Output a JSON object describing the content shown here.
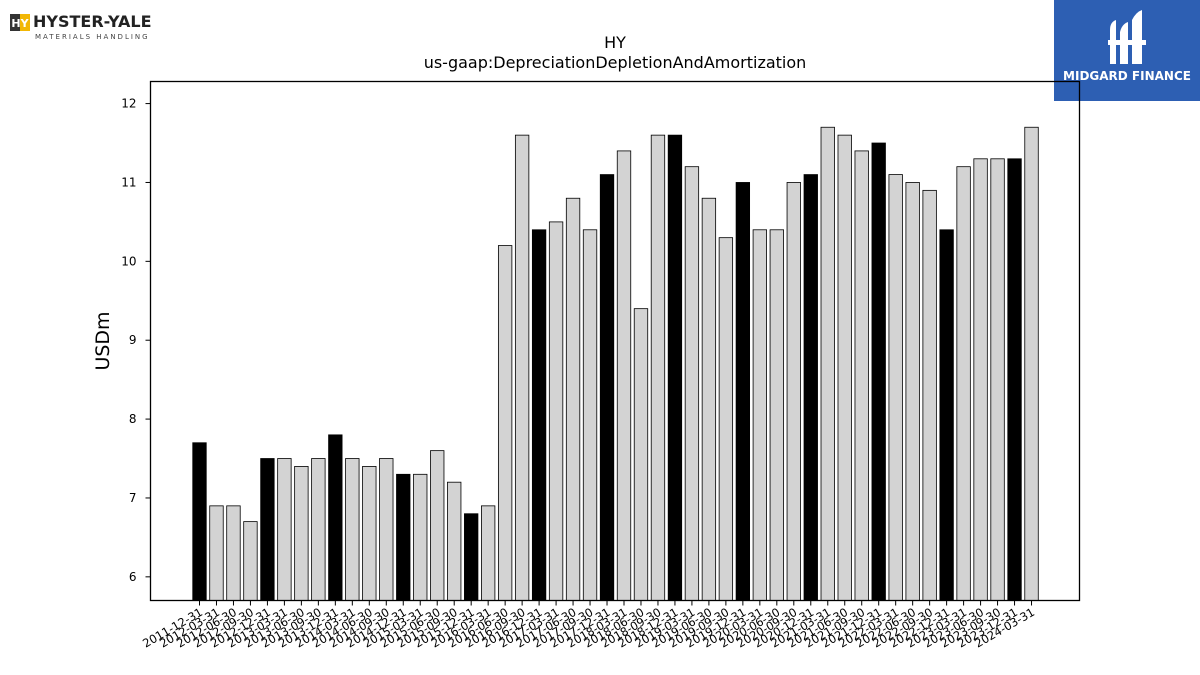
{
  "branding": {
    "left_logo": {
      "name": "HYSTER-YALE",
      "tagline": "MATERIALS HANDLING",
      "mark_text": "HY"
    },
    "right_logo": {
      "name": "MIDGARD FINANCE"
    }
  },
  "chart_data": {
    "type": "bar",
    "title": "HY",
    "subtitle": "us-gaap:DepreciationDepletionAndAmortization",
    "xlabel": "",
    "ylabel": "USDm",
    "ylim": [
      5.7,
      12.28
    ],
    "yticks": [
      6,
      7,
      8,
      9,
      10,
      11,
      12
    ],
    "grid": false,
    "colors": {
      "fourth_quarter": "#000000",
      "other": "#d3d3d3",
      "edge": "#000000"
    },
    "categories": [
      "2011-12-31",
      "2012-03-31",
      "2012-06-30",
      "2012-09-30",
      "2012-12-31",
      "2013-03-31",
      "2013-06-30",
      "2013-09-30",
      "2013-12-31",
      "2014-03-31",
      "2014-06-30",
      "2014-09-30",
      "2014-12-31",
      "2015-03-31",
      "2015-06-30",
      "2015-09-30",
      "2015-12-31",
      "2016-03-31",
      "2016-06-30",
      "2016-09-30",
      "2016-12-31",
      "2017-03-31",
      "2017-06-30",
      "2017-09-30",
      "2017-12-31",
      "2018-03-31",
      "2018-06-30",
      "2018-09-30",
      "2018-12-31",
      "2019-03-31",
      "2019-06-30",
      "2019-09-30",
      "2019-12-31",
      "2020-03-31",
      "2020-06-30",
      "2020-09-30",
      "2020-12-31",
      "2021-03-31",
      "2021-06-30",
      "2021-09-30",
      "2021-12-31",
      "2022-03-31",
      "2022-06-30",
      "2022-09-30",
      "2022-12-31",
      "2023-03-31",
      "2023-06-30",
      "2023-09-30",
      "2023-12-31",
      "2024-03-31"
    ],
    "tick_labels": [
      "2011-12-31",
      "2012-03-31",
      "2012-06-30",
      "2012-09-30",
      "2012-12-31",
      "2013-03-31",
      "2013-06-30",
      "2013-09-30",
      "2013-12-31",
      "2014-03-31",
      "2014-06-30",
      "2014-09-30",
      "2014-12-31",
      "2015-03-31",
      "2015-06-30",
      "2015-09-30",
      "2015-12-31",
      "2016-03-31",
      "2016-06-30",
      "2016-09-30",
      "2016-12-31",
      "2017-03-31",
      "2017-06-30",
      "2017-09-30",
      "2017-12-31",
      "2018-03-31",
      "2018-06-30",
      "2018-09-30",
      "2018-12-31",
      "2019-03-31",
      "2019-06-30",
      "2019-09-30",
      "2019-12-31",
      "2020-03-31",
      "2020-06-30",
      "2020-09-30",
      "2020-12-31",
      "2021-03-31",
      "2021-06-30",
      "2021-09-30",
      "2021-12-31",
      "2022-03-31",
      "2022-06-30",
      "2022-09-30",
      "2022-12-31",
      "2023-03-31",
      "2023-06-30",
      "2023-09-30",
      "2023-12-31",
      "2024-03-31"
    ],
    "values": [
      7.7,
      6.9,
      6.9,
      6.7,
      7.5,
      7.5,
      7.4,
      7.5,
      7.8,
      7.5,
      7.4,
      7.5,
      7.3,
      7.3,
      7.6,
      7.2,
      6.8,
      6.9,
      10.2,
      11.6,
      10.4,
      10.5,
      10.8,
      10.4,
      11.1,
      11.4,
      9.4,
      11.6,
      11.6,
      11.2,
      10.8,
      10.3,
      11.0,
      10.4,
      10.4,
      11.0,
      11.1,
      11.7,
      11.6,
      11.4,
      11.5,
      11.1,
      11.0,
      10.9,
      10.4,
      11.2,
      11.3,
      11.3,
      11.3,
      11.7
    ]
  }
}
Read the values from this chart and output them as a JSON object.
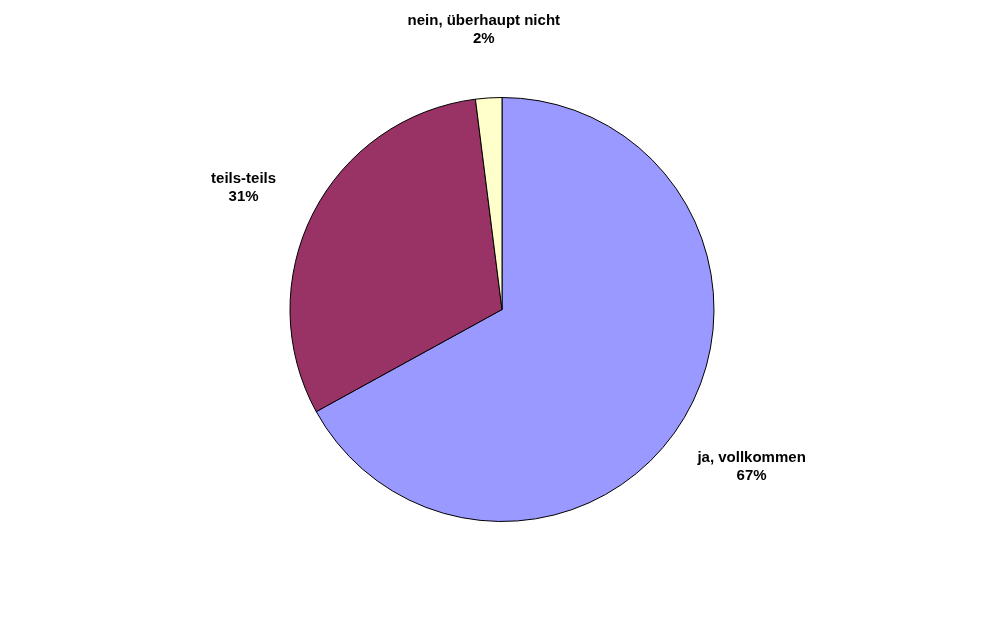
{
  "chart_data": {
    "type": "pie",
    "categories": [
      "ja, vollkommen",
      "teils-teils",
      "nein, überhaupt nicht"
    ],
    "values": [
      67,
      31,
      2
    ],
    "colors": [
      "#9999ff",
      "#993366",
      "#ffffcc"
    ],
    "value_labels": [
      "67%",
      "31%",
      "2%"
    ]
  }
}
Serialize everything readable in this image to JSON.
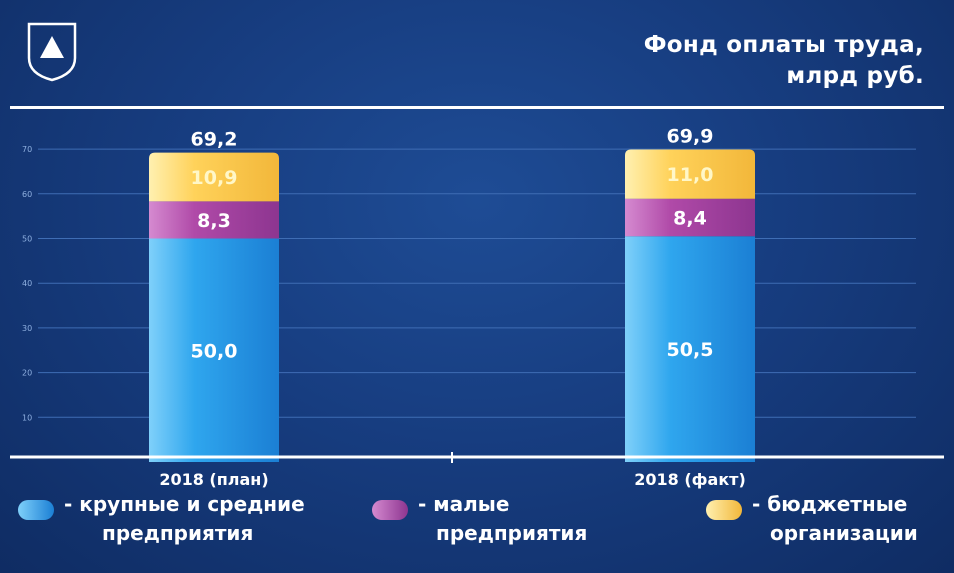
{
  "header": {
    "title_line1": "Фонд оплаты труда,",
    "title_line2": "млрд руб."
  },
  "colors": {
    "large_medium": "#2fa6ee",
    "small": "#b04aa8",
    "budget": "#ffd25a"
  },
  "chart_data": {
    "type": "bar",
    "stacked": true,
    "categories": [
      "2018 (план)",
      "2018 (факт)"
    ],
    "series": [
      {
        "name": "- крупные и средние предприятия",
        "values": [
          50.0,
          50.5
        ],
        "labels": [
          "50,0",
          "50,5"
        ],
        "color": "#2fa6ee"
      },
      {
        "name": "- малые предприятия",
        "values": [
          8.3,
          8.4
        ],
        "labels": [
          "8,3",
          "8,4"
        ],
        "color": "#b04aa8"
      },
      {
        "name": "- бюджетные организации",
        "values": [
          10.9,
          11.0
        ],
        "labels": [
          "10,9",
          "11,0"
        ],
        "color": "#ffd25a"
      }
    ],
    "totals": [
      69.2,
      69.9
    ],
    "total_labels": [
      "69,2",
      "69,9"
    ],
    "y_ticks": [
      10,
      20,
      30,
      40,
      50,
      60,
      70
    ],
    "ylim": [
      0,
      70
    ],
    "grid": true
  },
  "legend": [
    {
      "line1": "- крупные и средние",
      "line2": "предприятия",
      "color": "#2fa6ee"
    },
    {
      "line1": "- малые",
      "line2": "предприятия",
      "color": "#b04aa8"
    },
    {
      "line1": "- бюджетные",
      "line2": "организации",
      "color": "#ffd25a"
    }
  ]
}
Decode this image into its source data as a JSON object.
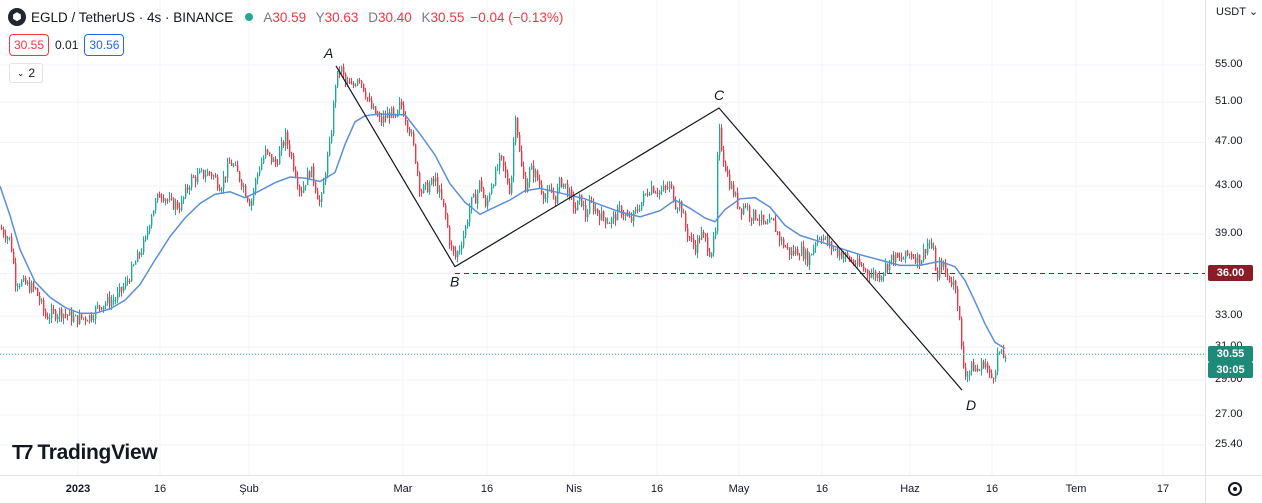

......

■ **INSTRUCTIONS FOR THE TASK**
Among the entries above, identify all lines with "бюджетные" and copy them.

■ **RESPONSE**
        "name": "- бюджетные организации",
      "line1": "- бюджетные",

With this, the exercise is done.